** Start Data in this exercise **
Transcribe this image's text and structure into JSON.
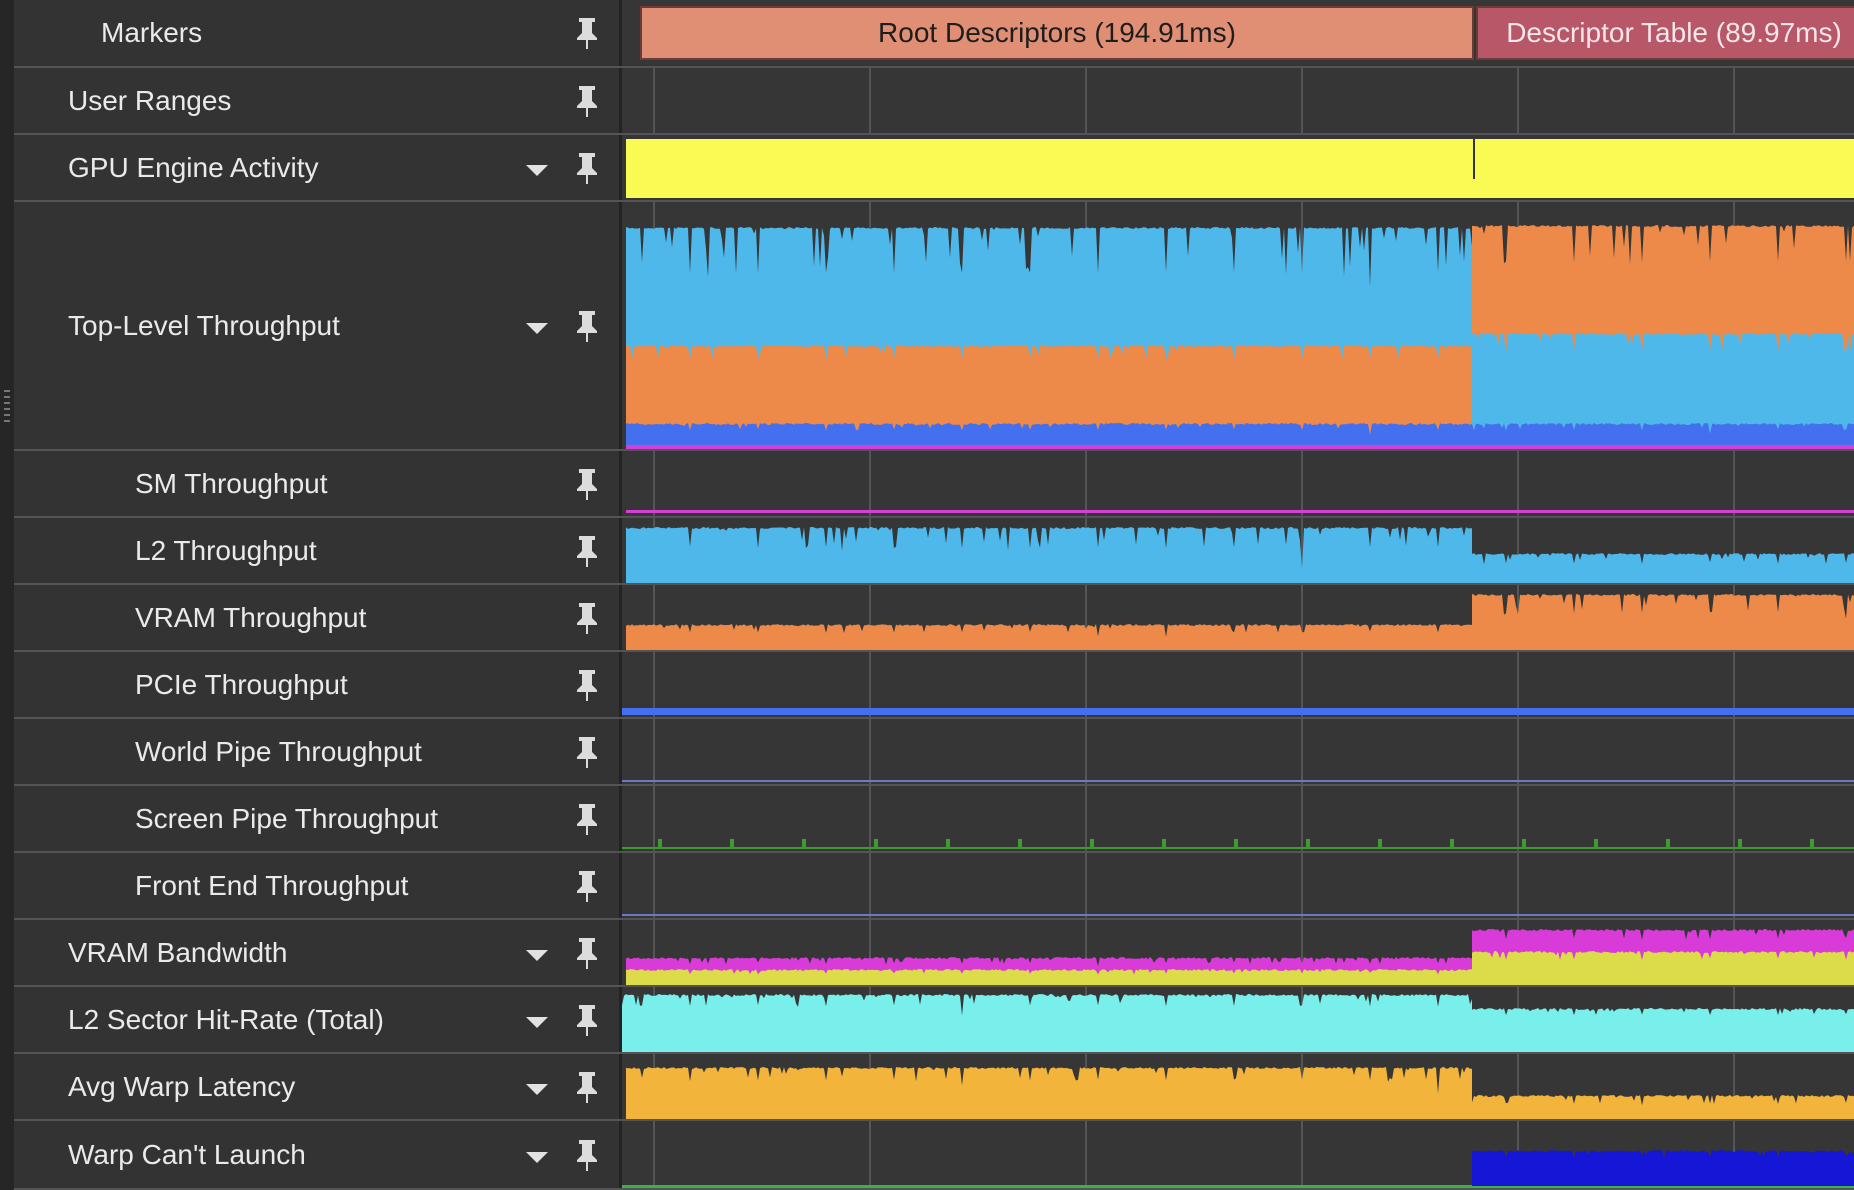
{
  "colors": {
    "engine": "#fafa55",
    "l2": "#4fb8ea",
    "vram": "#ee8a49",
    "pcie": "#4470f0",
    "sm": "#d63ed6",
    "screen_pipe": "#3a9b2f",
    "world_pipe": "#6a78c6",
    "bw_read": "#d83bd8",
    "bw_write": "#dcdc4a",
    "hit_rate": "#78efeb",
    "warp_latency": "#f3b43b",
    "warp_cant_launch": "#1616d6",
    "green_line": "#39b24a"
  },
  "markers": [
    {
      "label": "Root Descriptors (194.91ms)"
    },
    {
      "label": "Descriptor Table (89.97ms)"
    }
  ],
  "rows": [
    {
      "id": "markers",
      "label": "Markers",
      "level": 0,
      "expandable": false,
      "icons": [
        "pin-icon"
      ]
    },
    {
      "id": "user_ranges",
      "label": "User Ranges",
      "level": 1,
      "expandable": false,
      "icons": [
        "pin-icon"
      ]
    },
    {
      "id": "gpu_engine",
      "label": "GPU Engine Activity",
      "level": 1,
      "expandable": true,
      "icons": [
        "chevron-down-icon",
        "pin-icon"
      ]
    },
    {
      "id": "top_level",
      "label": "Top-Level Throughput",
      "level": 1,
      "expandable": true,
      "icons": [
        "chevron-down-icon",
        "pin-icon"
      ]
    },
    {
      "id": "sm",
      "label": "SM Throughput",
      "level": 2,
      "expandable": false,
      "icons": [
        "pin-icon"
      ]
    },
    {
      "id": "l2",
      "label": "L2 Throughput",
      "level": 2,
      "expandable": false,
      "icons": [
        "pin-icon"
      ]
    },
    {
      "id": "vram",
      "label": "VRAM Throughput",
      "level": 2,
      "expandable": false,
      "icons": [
        "pin-icon"
      ]
    },
    {
      "id": "pcie",
      "label": "PCIe Throughput",
      "level": 2,
      "expandable": false,
      "icons": [
        "pin-icon"
      ]
    },
    {
      "id": "world_pipe",
      "label": "World Pipe Throughput",
      "level": 2,
      "expandable": false,
      "icons": [
        "pin-icon"
      ]
    },
    {
      "id": "screen_pipe",
      "label": "Screen Pipe Throughput",
      "level": 2,
      "expandable": false,
      "icons": [
        "pin-icon"
      ]
    },
    {
      "id": "front_end",
      "label": "Front End Throughput",
      "level": 2,
      "expandable": false,
      "icons": [
        "pin-icon"
      ]
    },
    {
      "id": "vram_bw",
      "label": "VRAM Bandwidth",
      "level": 1,
      "expandable": true,
      "icons": [
        "chevron-down-icon",
        "pin-icon"
      ]
    },
    {
      "id": "l2_hit",
      "label": "L2 Sector Hit-Rate (Total)",
      "level": 1,
      "expandable": true,
      "icons": [
        "chevron-down-icon",
        "pin-icon"
      ]
    },
    {
      "id": "warp_lat",
      "label": "Avg Warp Latency",
      "level": 1,
      "expandable": true,
      "icons": [
        "chevron-down-icon",
        "pin-icon"
      ]
    },
    {
      "id": "warp_cant",
      "label": "Warp Can't Launch",
      "level": 1,
      "expandable": true,
      "icons": [
        "chevron-down-icon",
        "pin-icon"
      ]
    }
  ]
}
** End Data in this exercise **
■ **What this task involves**
Print each of the records above exactly as written, leaving no picture in the copy.

■ **Solution to this task**
Transcribe this image's text and structure into JSON.
{
  "colors": {
    "engine": "#fafa55",
    "l2": "#4fb8ea",
    "vram": "#ee8a49",
    "pcie": "#4470f0",
    "sm": "#d63ed6",
    "screen_pipe": "#3a9b2f",
    "world_pipe": "#6a78c6",
    "bw_read": "#d83bd8",
    "bw_write": "#dcdc4a",
    "hit_rate": "#78efeb",
    "warp_latency": "#f3b43b",
    "warp_cant_launch": "#1616d6",
    "green_line": "#39b24a"
  },
  "markers": [
    {
      "label": "Root Descriptors (194.91ms)"
    },
    {
      "label": "Descriptor Table (89.97ms)"
    }
  ],
  "rows": [
    {
      "id": "markers",
      "label": "Markers",
      "level": 0,
      "expandable": false,
      "icons": [
        "pin-icon"
      ]
    },
    {
      "id": "user_ranges",
      "label": "User Ranges",
      "level": 1,
      "expandable": false,
      "icons": [
        "pin-icon"
      ]
    },
    {
      "id": "gpu_engine",
      "label": "GPU Engine Activity",
      "level": 1,
      "expandable": true,
      "icons": [
        "chevron-down-icon",
        "pin-icon"
      ]
    },
    {
      "id": "top_level",
      "label": "Top-Level Throughput",
      "level": 1,
      "expandable": true,
      "icons": [
        "chevron-down-icon",
        "pin-icon"
      ]
    },
    {
      "id": "sm",
      "label": "SM Throughput",
      "level": 2,
      "expandable": false,
      "icons": [
        "pin-icon"
      ]
    },
    {
      "id": "l2",
      "label": "L2 Throughput",
      "level": 2,
      "expandable": false,
      "icons": [
        "pin-icon"
      ]
    },
    {
      "id": "vram",
      "label": "VRAM Throughput",
      "level": 2,
      "expandable": false,
      "icons": [
        "pin-icon"
      ]
    },
    {
      "id": "pcie",
      "label": "PCIe Throughput",
      "level": 2,
      "expandable": false,
      "icons": [
        "pin-icon"
      ]
    },
    {
      "id": "world_pipe",
      "label": "World Pipe Throughput",
      "level": 2,
      "expandable": false,
      "icons": [
        "pin-icon"
      ]
    },
    {
      "id": "screen_pipe",
      "label": "Screen Pipe Throughput",
      "level": 2,
      "expandable": false,
      "icons": [
        "pin-icon"
      ]
    },
    {
      "id": "front_end",
      "label": "Front End Throughput",
      "level": 2,
      "expandable": false,
      "icons": [
        "pin-icon"
      ]
    },
    {
      "id": "vram_bw",
      "label": "VRAM Bandwidth",
      "level": 1,
      "expandable": true,
      "icons": [
        "chevron-down-icon",
        "pin-icon"
      ]
    },
    {
      "id": "l2_hit",
      "label": "L2 Sector Hit-Rate (Total)",
      "level": 1,
      "expandable": true,
      "icons": [
        "chevron-down-icon",
        "pin-icon"
      ]
    },
    {
      "id": "warp_lat",
      "label": "Avg Warp Latency",
      "level": 1,
      "expandable": true,
      "icons": [
        "chevron-down-icon",
        "pin-icon"
      ]
    },
    {
      "id": "warp_cant",
      "label": "Warp Can't Launch",
      "level": 1,
      "expandable": true,
      "icons": [
        "chevron-down-icon",
        "pin-icon"
      ]
    }
  ]
}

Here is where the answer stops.